The task. Using the data beneath, show every line that includes the word "year".

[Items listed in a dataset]
* * * * * * * * *

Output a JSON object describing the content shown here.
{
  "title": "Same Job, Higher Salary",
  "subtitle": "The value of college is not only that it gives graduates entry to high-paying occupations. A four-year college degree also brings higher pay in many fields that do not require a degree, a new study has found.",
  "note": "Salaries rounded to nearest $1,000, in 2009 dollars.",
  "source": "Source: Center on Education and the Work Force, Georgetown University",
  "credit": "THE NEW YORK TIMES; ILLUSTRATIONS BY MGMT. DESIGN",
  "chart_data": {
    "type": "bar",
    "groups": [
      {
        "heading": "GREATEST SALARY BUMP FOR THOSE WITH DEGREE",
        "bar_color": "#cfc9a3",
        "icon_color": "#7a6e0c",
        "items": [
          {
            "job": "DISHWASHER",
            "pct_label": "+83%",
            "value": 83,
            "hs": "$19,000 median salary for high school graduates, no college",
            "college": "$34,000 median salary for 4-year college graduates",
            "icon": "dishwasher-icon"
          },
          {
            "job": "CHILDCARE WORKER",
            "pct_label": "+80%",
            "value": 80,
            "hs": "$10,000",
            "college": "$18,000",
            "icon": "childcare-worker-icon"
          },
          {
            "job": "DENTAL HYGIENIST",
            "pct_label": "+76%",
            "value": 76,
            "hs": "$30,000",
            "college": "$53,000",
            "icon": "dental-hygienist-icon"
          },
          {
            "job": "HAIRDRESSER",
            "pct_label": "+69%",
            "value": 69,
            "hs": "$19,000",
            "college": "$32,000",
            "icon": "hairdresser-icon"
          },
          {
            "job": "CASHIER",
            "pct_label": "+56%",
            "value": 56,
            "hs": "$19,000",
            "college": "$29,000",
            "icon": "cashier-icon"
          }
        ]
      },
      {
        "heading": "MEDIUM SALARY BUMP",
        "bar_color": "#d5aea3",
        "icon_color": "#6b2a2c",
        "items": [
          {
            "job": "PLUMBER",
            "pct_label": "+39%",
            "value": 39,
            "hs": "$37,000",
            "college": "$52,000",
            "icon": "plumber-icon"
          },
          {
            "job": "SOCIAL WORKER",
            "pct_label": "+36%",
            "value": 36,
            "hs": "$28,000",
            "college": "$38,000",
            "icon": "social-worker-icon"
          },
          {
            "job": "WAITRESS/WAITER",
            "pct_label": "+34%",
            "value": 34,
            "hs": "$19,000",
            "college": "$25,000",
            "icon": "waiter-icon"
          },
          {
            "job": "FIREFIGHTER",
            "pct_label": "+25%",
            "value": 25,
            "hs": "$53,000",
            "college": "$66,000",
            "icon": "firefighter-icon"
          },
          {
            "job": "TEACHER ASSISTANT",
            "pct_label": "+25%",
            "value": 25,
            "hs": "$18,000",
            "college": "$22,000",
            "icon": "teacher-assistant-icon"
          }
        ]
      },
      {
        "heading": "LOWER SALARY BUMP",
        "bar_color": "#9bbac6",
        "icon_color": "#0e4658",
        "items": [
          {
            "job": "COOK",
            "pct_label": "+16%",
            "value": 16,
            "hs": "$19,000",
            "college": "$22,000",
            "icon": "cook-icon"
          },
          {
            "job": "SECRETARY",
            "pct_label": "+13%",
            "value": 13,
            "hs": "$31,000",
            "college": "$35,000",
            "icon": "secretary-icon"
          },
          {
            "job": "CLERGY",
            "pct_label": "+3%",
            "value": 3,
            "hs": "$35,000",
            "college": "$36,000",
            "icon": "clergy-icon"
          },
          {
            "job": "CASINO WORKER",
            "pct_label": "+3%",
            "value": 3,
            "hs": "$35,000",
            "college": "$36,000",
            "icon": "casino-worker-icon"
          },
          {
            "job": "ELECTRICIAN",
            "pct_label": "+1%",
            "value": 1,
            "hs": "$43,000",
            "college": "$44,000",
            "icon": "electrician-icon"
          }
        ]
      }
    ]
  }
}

* * * * * * * * *

Written solution.
  "subtitle": "The value of college is not only that it gives graduates entry to high-paying occupations. A four-year college degree also brings higher pay in many fields that do not require a degree, a new study has found.",
            "college": "$34,000 median salary for 4-year college graduates",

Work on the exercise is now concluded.